What is being asked: Reproduce these rows in full, renaming every occurrence of "prev-close-cell" to "previous-close-cell" and leaving all other text unchanged.

:: Supplied records

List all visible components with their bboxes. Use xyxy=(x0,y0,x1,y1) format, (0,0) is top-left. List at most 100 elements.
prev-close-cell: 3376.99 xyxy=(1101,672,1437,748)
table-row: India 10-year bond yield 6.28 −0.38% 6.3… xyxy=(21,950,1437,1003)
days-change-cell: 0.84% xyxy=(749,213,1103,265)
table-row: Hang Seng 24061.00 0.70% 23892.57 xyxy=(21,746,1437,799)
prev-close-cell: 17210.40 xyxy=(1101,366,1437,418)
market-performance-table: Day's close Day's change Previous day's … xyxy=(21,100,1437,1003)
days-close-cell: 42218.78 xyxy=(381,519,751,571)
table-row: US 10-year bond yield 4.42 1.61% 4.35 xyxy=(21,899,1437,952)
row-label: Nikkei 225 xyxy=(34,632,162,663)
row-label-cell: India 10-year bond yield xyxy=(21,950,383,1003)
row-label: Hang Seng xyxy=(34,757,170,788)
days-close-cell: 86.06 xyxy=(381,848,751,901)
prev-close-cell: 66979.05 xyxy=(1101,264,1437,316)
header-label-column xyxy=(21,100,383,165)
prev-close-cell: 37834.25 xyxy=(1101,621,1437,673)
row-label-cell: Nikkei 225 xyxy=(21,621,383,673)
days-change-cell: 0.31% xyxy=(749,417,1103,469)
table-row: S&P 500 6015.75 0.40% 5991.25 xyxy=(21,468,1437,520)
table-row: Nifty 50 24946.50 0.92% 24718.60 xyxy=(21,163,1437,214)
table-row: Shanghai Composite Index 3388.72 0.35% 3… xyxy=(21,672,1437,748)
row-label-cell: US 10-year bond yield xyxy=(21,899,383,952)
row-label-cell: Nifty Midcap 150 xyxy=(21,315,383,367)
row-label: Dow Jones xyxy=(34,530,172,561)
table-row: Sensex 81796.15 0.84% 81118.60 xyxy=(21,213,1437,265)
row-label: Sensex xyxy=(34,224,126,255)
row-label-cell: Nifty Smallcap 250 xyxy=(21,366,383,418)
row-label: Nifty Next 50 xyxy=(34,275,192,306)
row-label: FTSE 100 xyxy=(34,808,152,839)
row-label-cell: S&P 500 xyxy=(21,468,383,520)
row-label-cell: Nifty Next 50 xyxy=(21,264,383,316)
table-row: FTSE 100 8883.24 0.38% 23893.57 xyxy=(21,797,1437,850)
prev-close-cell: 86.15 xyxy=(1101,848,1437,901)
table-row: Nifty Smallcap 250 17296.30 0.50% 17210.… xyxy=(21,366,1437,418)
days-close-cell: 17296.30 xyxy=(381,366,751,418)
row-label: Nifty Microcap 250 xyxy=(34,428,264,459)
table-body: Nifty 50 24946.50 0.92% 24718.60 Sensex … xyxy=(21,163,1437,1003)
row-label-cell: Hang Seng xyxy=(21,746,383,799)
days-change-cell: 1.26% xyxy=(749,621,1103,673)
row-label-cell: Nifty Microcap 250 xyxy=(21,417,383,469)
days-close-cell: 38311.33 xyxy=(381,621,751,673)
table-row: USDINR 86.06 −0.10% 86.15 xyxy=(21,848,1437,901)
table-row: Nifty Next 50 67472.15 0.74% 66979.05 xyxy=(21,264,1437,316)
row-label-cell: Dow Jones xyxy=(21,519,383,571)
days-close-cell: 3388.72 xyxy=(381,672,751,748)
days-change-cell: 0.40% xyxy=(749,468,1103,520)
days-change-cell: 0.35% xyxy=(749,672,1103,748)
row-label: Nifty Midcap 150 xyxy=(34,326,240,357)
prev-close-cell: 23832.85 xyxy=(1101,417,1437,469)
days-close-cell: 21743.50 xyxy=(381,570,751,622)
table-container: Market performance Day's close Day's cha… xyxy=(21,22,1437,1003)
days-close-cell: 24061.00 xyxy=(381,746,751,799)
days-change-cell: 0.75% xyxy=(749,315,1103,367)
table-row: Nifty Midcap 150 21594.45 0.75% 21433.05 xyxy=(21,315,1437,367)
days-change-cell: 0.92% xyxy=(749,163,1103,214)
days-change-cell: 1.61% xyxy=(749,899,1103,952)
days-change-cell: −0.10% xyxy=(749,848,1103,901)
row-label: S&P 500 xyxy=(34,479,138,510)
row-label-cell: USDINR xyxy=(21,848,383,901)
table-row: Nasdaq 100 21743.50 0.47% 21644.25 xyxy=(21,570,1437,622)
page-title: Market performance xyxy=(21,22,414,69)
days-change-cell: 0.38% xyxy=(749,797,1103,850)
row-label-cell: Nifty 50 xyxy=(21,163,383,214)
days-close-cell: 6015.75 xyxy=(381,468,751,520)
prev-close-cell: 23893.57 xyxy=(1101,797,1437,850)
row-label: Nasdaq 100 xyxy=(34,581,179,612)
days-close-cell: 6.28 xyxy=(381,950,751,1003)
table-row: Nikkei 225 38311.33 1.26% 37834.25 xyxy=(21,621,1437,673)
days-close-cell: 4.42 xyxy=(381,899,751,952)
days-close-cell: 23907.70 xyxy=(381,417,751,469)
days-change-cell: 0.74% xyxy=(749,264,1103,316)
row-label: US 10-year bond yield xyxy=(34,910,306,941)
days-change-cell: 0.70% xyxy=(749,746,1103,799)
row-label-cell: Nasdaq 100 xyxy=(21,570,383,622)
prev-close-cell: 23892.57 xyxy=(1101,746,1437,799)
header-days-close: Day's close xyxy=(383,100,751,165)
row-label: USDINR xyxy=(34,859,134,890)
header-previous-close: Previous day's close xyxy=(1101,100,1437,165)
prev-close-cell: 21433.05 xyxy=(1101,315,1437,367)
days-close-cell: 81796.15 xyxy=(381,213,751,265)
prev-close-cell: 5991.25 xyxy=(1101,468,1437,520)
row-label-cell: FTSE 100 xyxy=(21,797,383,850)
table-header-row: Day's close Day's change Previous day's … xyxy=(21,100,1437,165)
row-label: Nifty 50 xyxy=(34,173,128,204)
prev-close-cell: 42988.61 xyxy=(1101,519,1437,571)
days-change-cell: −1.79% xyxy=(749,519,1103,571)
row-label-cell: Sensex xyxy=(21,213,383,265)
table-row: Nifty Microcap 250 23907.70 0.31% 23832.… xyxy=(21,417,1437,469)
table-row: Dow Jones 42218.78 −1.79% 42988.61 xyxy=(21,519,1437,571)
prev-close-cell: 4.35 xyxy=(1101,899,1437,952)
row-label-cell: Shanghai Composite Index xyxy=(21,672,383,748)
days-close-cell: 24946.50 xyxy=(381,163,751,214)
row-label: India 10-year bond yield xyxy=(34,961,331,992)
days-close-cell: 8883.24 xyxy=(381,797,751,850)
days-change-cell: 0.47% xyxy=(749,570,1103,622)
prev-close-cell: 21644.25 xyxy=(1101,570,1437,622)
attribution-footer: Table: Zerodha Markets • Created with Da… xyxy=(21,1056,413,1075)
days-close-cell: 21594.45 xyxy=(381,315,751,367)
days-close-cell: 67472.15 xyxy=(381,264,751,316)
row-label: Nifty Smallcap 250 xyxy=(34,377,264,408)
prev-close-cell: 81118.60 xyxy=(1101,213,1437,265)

::::

Response to this task:
List all visible components with their bboxes. Use xyxy=(x0,y0,x1,y1) format, (0,0) is top-left. List at most 100 elements.
previous-close-cell: 3376.99 xyxy=(1101,672,1437,748)
table-row: India 10-year bond yield 6.28 −0.38% 6.3… xyxy=(21,950,1437,1003)
days-change-cell: 0.84% xyxy=(749,213,1103,265)
table-row: Hang Seng 24061.00 0.70% 23892.57 xyxy=(21,746,1437,799)
previous-close-cell: 17210.40 xyxy=(1101,366,1437,418)
market-performance-table: Day's close Day's change Previous day's … xyxy=(21,100,1437,1003)
days-close-cell: 42218.78 xyxy=(381,519,751,571)
table-row: US 10-year bond yield 4.42 1.61% 4.35 xyxy=(21,899,1437,952)
row-label: Nikkei 225 xyxy=(34,632,162,663)
row-label-cell: India 10-year bond yield xyxy=(21,950,383,1003)
row-label: Hang Seng xyxy=(34,757,170,788)
days-close-cell: 86.06 xyxy=(381,848,751,901)
previous-close-cell: 66979.05 xyxy=(1101,264,1437,316)
header-label-column xyxy=(21,100,383,165)
previous-close-cell: 37834.25 xyxy=(1101,621,1437,673)
row-label-cell: Nikkei 225 xyxy=(21,621,383,673)
days-change-cell: 0.31% xyxy=(749,417,1103,469)
table-row: S&P 500 6015.75 0.40% 5991.25 xyxy=(21,468,1437,520)
table-row: Nifty 50 24946.50 0.92% 24718.60 xyxy=(21,163,1437,214)
table-row: Shanghai Composite Index 3388.72 0.35% 3… xyxy=(21,672,1437,748)
row-label-cell: US 10-year bond yield xyxy=(21,899,383,952)
row-label-cell: Nifty Midcap 150 xyxy=(21,315,383,367)
row-label: Dow Jones xyxy=(34,530,172,561)
table-row: Sensex 81796.15 0.84% 81118.60 xyxy=(21,213,1437,265)
row-label: Sensex xyxy=(34,224,126,255)
row-label-cell: Nifty Smallcap 250 xyxy=(21,366,383,418)
row-label: Nifty Next 50 xyxy=(34,275,192,306)
row-label: FTSE 100 xyxy=(34,808,152,839)
row-label-cell: S&P 500 xyxy=(21,468,383,520)
row-label-cell: Nifty Next 50 xyxy=(21,264,383,316)
table-row: FTSE 100 8883.24 0.38% 23893.57 xyxy=(21,797,1437,850)
previous-close-cell: 86.15 xyxy=(1101,848,1437,901)
table-row: Nifty Smallcap 250 17296.30 0.50% 17210.… xyxy=(21,366,1437,418)
days-close-cell: 17296.30 xyxy=(381,366,751,418)
row-label: Nifty Microcap 250 xyxy=(34,428,264,459)
table-body: Nifty 50 24946.50 0.92% 24718.60 Sensex … xyxy=(21,163,1437,1003)
row-label-cell: Hang Seng xyxy=(21,746,383,799)
days-change-cell: 1.26% xyxy=(749,621,1103,673)
row-label-cell: Nifty Microcap 250 xyxy=(21,417,383,469)
days-close-cell: 38311.33 xyxy=(381,621,751,673)
table-row: USDINR 86.06 −0.10% 86.15 xyxy=(21,848,1437,901)
table-row: Nifty Next 50 67472.15 0.74% 66979.05 xyxy=(21,264,1437,316)
row-label-cell: Dow Jones xyxy=(21,519,383,571)
days-close-cell: 3388.72 xyxy=(381,672,751,748)
days-change-cell: 0.40% xyxy=(749,468,1103,520)
days-change-cell: 0.35% xyxy=(749,672,1103,748)
row-label: Nifty Midcap 150 xyxy=(34,326,240,357)
previous-close-cell: 23832.85 xyxy=(1101,417,1437,469)
days-close-cell: 21743.50 xyxy=(381,570,751,622)
table-container: Market performance Day's close Day's cha… xyxy=(21,22,1437,1003)
days-close-cell: 24061.00 xyxy=(381,746,751,799)
days-change-cell: 0.75% xyxy=(749,315,1103,367)
table-row: Nifty Midcap 150 21594.45 0.75% 21433.05 xyxy=(21,315,1437,367)
days-change-cell: 0.92% xyxy=(749,163,1103,214)
days-change-cell: 1.61% xyxy=(749,899,1103,952)
days-change-cell: −0.10% xyxy=(749,848,1103,901)
row-label: S&P 500 xyxy=(34,479,138,510)
row-label-cell: USDINR xyxy=(21,848,383,901)
table-row: Nasdaq 100 21743.50 0.47% 21644.25 xyxy=(21,570,1437,622)
page-title: Market performance xyxy=(21,22,414,69)
days-change-cell: 0.38% xyxy=(749,797,1103,850)
row-label-cell: Nifty 50 xyxy=(21,163,383,214)
days-close-cell: 6015.75 xyxy=(381,468,751,520)
previous-close-cell: 23893.57 xyxy=(1101,797,1437,850)
row-label: Nasdaq 100 xyxy=(34,581,179,612)
days-close-cell: 6.28 xyxy=(381,950,751,1003)
table-row: Nikkei 225 38311.33 1.26% 37834.25 xyxy=(21,621,1437,673)
days-close-cell: 4.42 xyxy=(381,899,751,952)
days-close-cell: 23907.70 xyxy=(381,417,751,469)
days-change-cell: 0.74% xyxy=(749,264,1103,316)
row-label: US 10-year bond yield xyxy=(34,910,306,941)
days-change-cell: 0.70% xyxy=(749,746,1103,799)
row-label-cell: Nasdaq 100 xyxy=(21,570,383,622)
previous-close-cell: 23892.57 xyxy=(1101,746,1437,799)
header-days-close: Day's close xyxy=(383,100,751,165)
row-label: USDINR xyxy=(34,859,134,890)
header-previous-close: Previous day's close xyxy=(1101,100,1437,165)
previous-close-cell: 21433.05 xyxy=(1101,315,1437,367)
days-close-cell: 81796.15 xyxy=(381,213,751,265)
previous-close-cell: 5991.25 xyxy=(1101,468,1437,520)
row-label-cell: FTSE 100 xyxy=(21,797,383,850)
table-header-row: Day's close Day's change Previous day's … xyxy=(21,100,1437,165)
row-label: Nifty 50 xyxy=(34,173,128,204)
previous-close-cell: 42988.61 xyxy=(1101,519,1437,571)
days-change-cell: −1.79% xyxy=(749,519,1103,571)
row-label-cell: Sensex xyxy=(21,213,383,265)
table-row: Nifty Microcap 250 23907.70 0.31% 23832.… xyxy=(21,417,1437,469)
table-row: Dow Jones 42218.78 −1.79% 42988.61 xyxy=(21,519,1437,571)
previous-close-cell: 4.35 xyxy=(1101,899,1437,952)
row-label-cell: Shanghai Composite Index xyxy=(21,672,383,748)
days-close-cell: 24946.50 xyxy=(381,163,751,214)
row-label: India 10-year bond yield xyxy=(34,961,331,992)
days-close-cell: 8883.24 xyxy=(381,797,751,850)
days-change-cell: 0.47% xyxy=(749,570,1103,622)
previous-close-cell: 21644.25 xyxy=(1101,570,1437,622)
attribution-footer: Table: Zerodha Markets • Created with Da… xyxy=(21,1056,413,1075)
days-close-cell: 21594.45 xyxy=(381,315,751,367)
days-close-cell: 67472.15 xyxy=(381,264,751,316)
row-label: Nifty Smallcap 250 xyxy=(34,377,264,408)
previous-close-cell: 81118.60 xyxy=(1101,213,1437,265)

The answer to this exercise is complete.